§ Exercise task: In the records below, the line that contains "Decode this image" marks the start. Copy it and each line after it through the end, exactly, without pictures.

§ Supplied entries:
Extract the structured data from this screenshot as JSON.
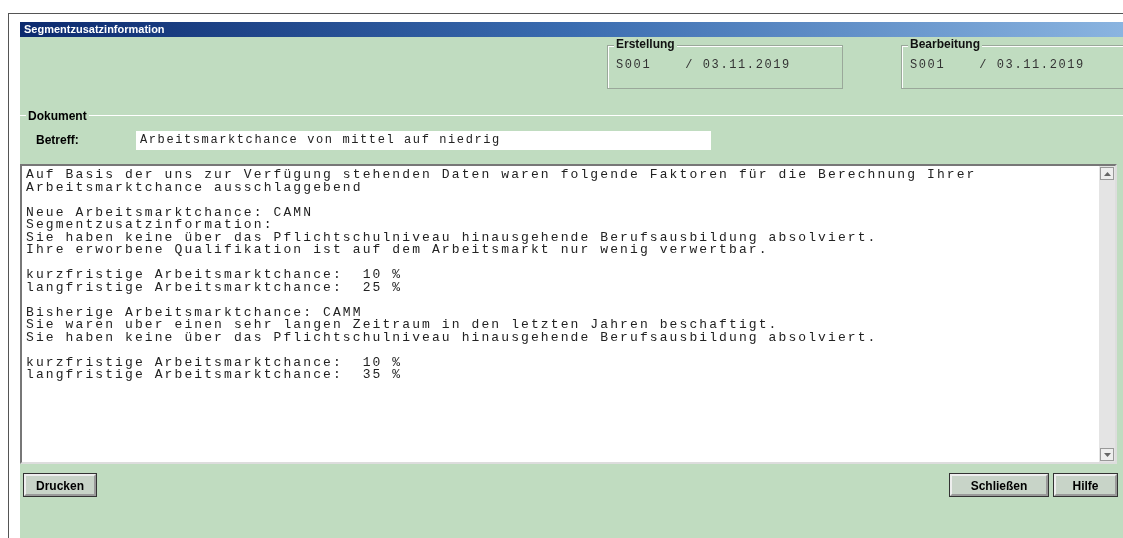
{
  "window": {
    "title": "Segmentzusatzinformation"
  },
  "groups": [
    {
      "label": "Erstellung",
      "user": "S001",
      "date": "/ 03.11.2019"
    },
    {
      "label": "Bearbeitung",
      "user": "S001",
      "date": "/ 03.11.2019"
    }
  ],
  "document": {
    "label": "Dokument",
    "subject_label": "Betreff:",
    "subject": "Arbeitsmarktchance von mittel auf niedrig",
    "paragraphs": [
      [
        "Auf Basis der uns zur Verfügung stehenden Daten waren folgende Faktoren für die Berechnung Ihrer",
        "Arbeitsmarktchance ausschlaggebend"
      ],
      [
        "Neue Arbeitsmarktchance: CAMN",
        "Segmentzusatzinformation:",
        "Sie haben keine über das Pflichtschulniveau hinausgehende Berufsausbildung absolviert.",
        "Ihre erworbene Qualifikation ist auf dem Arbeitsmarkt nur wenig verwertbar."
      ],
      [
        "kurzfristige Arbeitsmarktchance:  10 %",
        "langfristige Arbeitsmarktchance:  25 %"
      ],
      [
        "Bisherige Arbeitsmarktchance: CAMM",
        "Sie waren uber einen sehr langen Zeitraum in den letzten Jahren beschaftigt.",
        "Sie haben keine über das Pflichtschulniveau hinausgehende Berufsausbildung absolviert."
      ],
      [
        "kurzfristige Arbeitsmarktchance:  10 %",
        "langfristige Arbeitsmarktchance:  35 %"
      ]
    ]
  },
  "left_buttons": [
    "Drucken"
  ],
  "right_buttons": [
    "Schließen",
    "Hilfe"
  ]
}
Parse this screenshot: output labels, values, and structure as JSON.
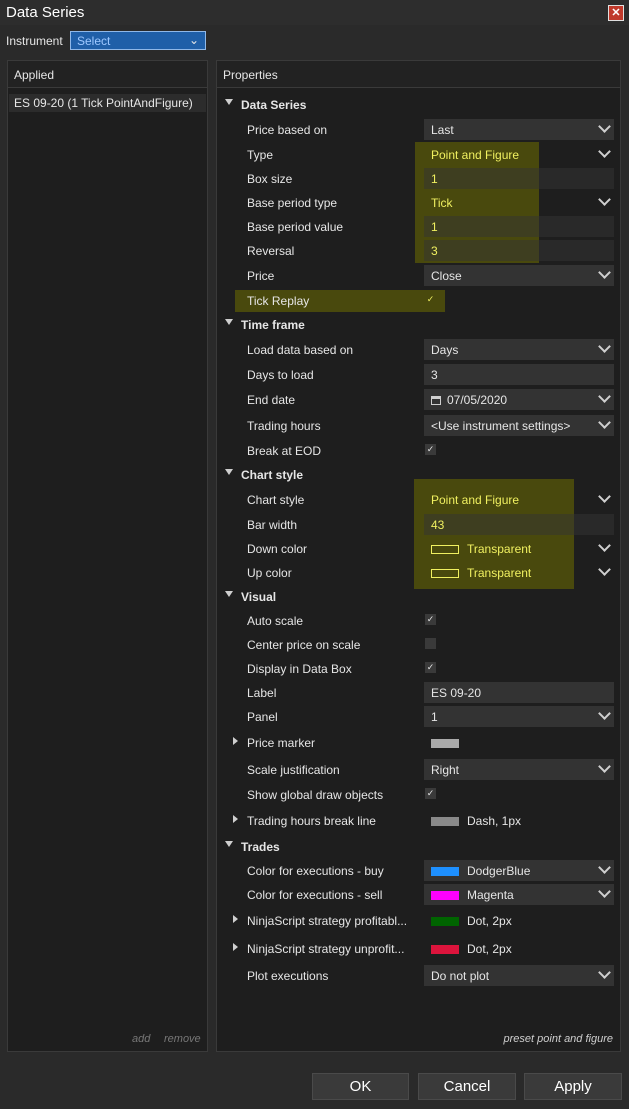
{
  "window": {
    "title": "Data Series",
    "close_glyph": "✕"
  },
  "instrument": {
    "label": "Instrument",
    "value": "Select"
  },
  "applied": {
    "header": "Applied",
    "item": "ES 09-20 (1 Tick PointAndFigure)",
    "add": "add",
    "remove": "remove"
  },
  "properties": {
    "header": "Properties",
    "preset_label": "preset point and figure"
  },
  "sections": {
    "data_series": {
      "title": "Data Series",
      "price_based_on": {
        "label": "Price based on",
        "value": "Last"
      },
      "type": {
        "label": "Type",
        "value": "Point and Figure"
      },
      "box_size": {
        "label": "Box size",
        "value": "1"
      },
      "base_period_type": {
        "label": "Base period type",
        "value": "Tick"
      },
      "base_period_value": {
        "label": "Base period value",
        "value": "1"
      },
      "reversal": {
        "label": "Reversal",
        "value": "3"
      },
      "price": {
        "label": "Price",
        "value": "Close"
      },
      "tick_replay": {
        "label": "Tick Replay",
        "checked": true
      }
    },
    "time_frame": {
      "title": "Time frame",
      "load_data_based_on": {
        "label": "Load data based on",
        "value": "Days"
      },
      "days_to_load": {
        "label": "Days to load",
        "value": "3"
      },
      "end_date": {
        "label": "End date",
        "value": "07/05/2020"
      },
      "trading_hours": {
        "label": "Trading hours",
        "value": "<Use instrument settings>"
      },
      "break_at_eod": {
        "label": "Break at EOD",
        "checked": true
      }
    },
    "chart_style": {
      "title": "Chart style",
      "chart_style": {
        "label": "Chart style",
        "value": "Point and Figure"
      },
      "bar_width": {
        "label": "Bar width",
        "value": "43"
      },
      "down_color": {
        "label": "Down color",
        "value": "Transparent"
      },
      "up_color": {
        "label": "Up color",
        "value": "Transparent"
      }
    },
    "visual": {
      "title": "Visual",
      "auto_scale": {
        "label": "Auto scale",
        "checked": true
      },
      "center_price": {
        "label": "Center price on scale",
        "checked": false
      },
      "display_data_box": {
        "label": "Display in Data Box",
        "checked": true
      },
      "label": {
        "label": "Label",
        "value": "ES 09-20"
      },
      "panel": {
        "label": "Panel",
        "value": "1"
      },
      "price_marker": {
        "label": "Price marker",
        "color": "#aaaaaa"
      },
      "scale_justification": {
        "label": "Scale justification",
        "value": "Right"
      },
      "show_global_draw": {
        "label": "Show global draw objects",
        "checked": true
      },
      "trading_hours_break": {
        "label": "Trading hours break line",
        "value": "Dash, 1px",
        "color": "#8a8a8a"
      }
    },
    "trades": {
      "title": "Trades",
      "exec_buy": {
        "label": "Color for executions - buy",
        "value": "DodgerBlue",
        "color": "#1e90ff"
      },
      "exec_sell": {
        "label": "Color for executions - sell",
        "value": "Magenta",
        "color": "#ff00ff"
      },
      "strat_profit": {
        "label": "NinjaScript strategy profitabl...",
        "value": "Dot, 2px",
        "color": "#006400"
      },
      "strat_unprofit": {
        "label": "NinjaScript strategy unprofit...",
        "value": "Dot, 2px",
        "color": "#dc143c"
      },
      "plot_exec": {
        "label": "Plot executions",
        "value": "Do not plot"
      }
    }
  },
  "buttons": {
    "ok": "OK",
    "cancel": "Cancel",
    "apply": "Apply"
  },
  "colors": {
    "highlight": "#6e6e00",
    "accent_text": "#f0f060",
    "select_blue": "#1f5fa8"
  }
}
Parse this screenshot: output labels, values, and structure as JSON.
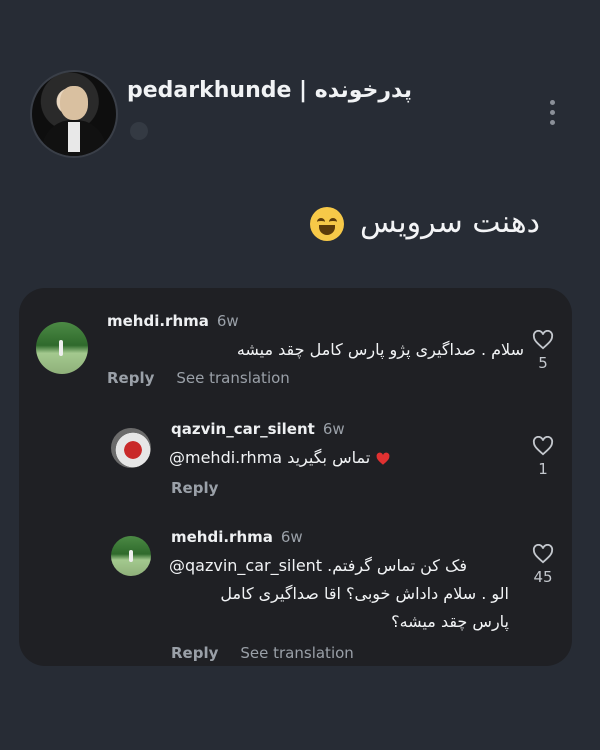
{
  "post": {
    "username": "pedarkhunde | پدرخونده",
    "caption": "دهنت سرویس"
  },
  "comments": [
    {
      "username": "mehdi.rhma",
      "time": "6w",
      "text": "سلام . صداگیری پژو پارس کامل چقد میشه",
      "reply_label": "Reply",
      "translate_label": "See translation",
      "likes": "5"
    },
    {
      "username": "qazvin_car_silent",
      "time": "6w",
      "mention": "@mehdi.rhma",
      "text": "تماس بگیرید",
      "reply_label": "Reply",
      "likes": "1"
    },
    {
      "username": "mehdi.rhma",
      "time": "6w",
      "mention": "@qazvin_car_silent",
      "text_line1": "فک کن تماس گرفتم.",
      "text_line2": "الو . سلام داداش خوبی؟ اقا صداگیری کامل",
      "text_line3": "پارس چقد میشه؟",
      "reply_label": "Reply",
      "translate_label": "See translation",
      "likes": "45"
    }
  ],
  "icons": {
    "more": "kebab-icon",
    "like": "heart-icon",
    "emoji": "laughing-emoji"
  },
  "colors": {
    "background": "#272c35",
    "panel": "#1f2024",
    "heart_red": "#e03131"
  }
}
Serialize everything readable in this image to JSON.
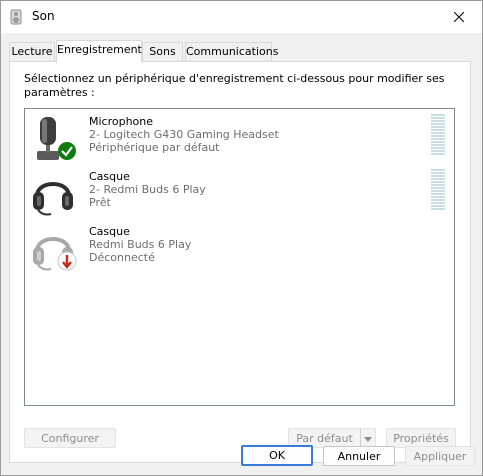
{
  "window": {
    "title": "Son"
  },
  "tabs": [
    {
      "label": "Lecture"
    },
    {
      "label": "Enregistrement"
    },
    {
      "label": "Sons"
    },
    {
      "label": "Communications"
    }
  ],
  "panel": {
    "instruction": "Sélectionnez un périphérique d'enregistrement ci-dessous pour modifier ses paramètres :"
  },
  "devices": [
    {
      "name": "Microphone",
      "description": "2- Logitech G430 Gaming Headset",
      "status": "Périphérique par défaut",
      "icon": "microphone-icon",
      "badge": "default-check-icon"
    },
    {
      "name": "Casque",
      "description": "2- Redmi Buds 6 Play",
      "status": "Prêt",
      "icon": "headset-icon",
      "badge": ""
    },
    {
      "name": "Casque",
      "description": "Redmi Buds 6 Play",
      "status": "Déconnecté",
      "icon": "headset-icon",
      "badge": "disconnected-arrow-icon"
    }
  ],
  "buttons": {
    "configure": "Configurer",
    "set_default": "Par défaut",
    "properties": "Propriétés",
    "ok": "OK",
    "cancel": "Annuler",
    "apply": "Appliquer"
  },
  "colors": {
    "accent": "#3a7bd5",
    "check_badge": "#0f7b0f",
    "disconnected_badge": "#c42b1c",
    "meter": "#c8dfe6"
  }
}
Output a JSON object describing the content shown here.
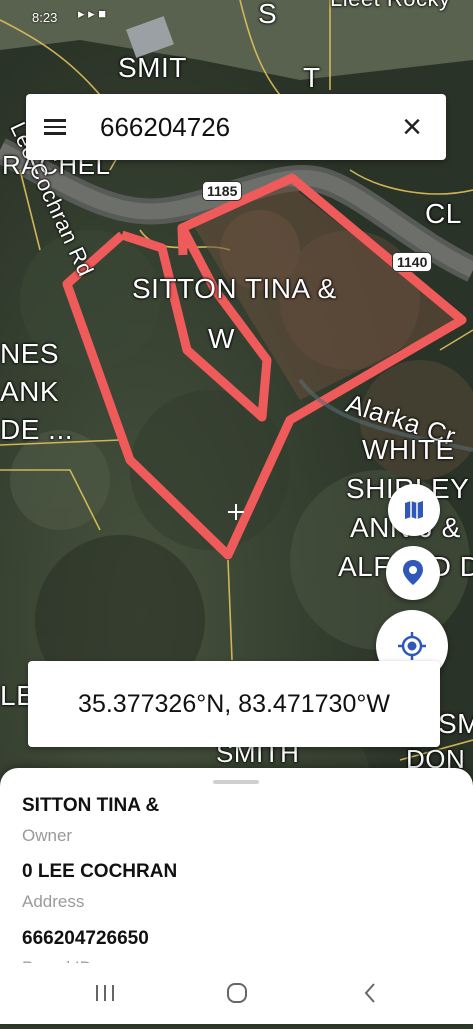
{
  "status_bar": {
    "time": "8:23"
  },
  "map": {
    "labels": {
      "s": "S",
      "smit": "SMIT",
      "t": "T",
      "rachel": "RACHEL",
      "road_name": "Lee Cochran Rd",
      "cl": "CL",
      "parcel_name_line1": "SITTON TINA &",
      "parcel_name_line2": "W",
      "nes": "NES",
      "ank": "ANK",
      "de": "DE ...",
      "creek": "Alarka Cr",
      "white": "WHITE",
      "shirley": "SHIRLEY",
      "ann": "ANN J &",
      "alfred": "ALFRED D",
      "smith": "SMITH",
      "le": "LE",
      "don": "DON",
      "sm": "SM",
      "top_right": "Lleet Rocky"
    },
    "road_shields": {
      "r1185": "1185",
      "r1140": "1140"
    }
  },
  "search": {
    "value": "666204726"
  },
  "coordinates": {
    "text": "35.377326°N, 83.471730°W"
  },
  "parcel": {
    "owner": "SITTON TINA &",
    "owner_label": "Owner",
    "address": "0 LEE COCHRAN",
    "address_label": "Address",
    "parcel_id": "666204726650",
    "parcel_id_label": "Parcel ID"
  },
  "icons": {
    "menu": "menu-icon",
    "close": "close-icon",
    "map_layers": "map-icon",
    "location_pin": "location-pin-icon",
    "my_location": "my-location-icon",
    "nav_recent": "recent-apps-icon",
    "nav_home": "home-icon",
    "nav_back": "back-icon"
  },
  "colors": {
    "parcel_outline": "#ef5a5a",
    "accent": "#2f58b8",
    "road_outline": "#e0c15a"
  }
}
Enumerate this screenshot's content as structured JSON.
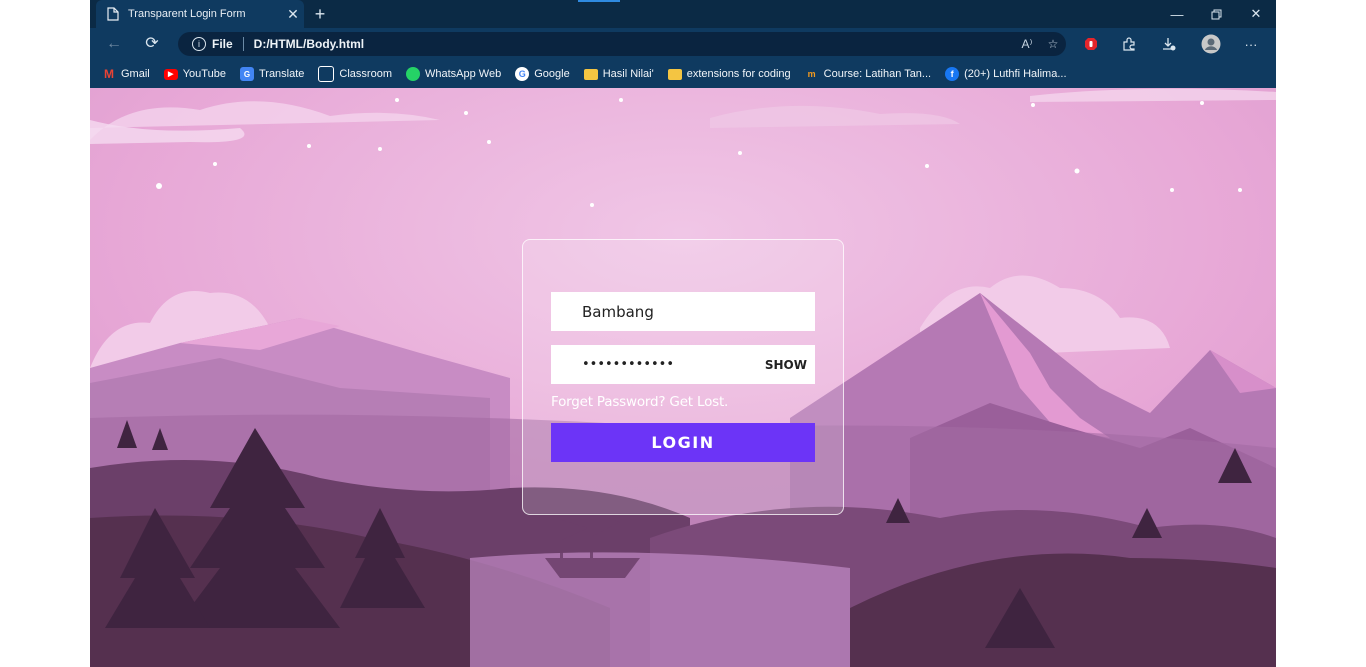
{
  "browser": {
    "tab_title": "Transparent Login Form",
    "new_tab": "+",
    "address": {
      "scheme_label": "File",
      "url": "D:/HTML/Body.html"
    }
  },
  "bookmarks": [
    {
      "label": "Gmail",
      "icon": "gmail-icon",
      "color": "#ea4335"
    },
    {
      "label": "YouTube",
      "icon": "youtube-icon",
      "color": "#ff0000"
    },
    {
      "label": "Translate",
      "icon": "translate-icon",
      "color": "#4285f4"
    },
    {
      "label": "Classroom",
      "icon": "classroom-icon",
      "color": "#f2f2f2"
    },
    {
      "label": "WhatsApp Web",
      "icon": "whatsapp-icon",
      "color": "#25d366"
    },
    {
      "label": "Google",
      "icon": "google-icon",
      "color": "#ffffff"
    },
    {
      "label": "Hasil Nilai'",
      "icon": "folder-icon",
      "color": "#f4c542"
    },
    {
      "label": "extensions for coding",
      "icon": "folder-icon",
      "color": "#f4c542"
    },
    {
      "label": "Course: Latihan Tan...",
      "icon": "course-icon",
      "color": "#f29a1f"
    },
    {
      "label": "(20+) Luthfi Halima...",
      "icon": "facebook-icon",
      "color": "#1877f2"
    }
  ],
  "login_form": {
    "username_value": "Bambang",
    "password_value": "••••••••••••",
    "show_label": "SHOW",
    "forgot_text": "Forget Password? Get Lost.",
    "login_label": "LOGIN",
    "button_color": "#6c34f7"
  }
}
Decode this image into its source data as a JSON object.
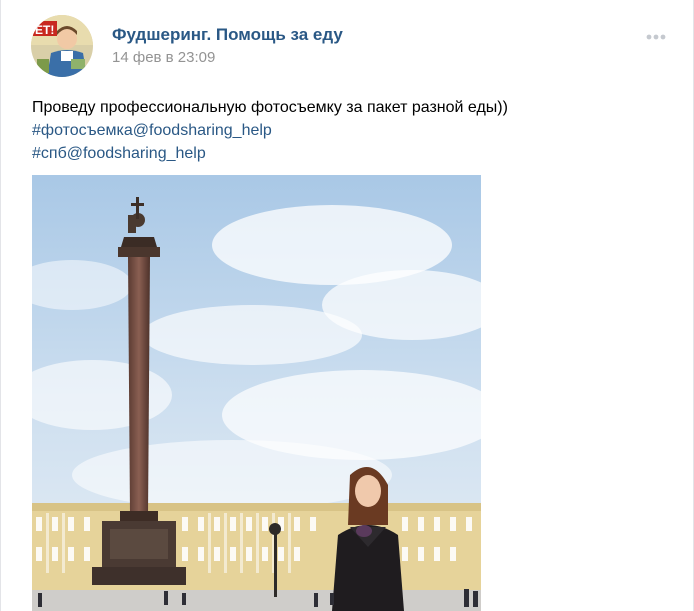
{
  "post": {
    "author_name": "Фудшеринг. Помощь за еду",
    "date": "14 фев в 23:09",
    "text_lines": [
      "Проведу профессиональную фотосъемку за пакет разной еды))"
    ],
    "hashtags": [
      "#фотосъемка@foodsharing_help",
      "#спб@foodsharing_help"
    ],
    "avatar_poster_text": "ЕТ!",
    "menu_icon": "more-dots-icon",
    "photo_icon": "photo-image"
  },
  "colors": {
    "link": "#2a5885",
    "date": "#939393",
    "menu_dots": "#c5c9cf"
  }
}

§ Answer for the task:
Decode this image into its source data as a JSON object.
{
  "post": {
    "author_name": "Фудшеринг. Помощь за еду",
    "date": "14 фев в 23:09",
    "text_lines": [
      "Проведу профессиональную фотосъемку за пакет разной еды))"
    ],
    "hashtags": [
      "#фотосъемка@foodsharing_help",
      "#спб@foodsharing_help"
    ],
    "avatar_poster_text": "ЕТ!",
    "menu_icon": "more-dots-icon",
    "photo_icon": "photo-image"
  },
  "colors": {
    "link": "#2a5885",
    "date": "#939393",
    "menu_dots": "#c5c9cf"
  }
}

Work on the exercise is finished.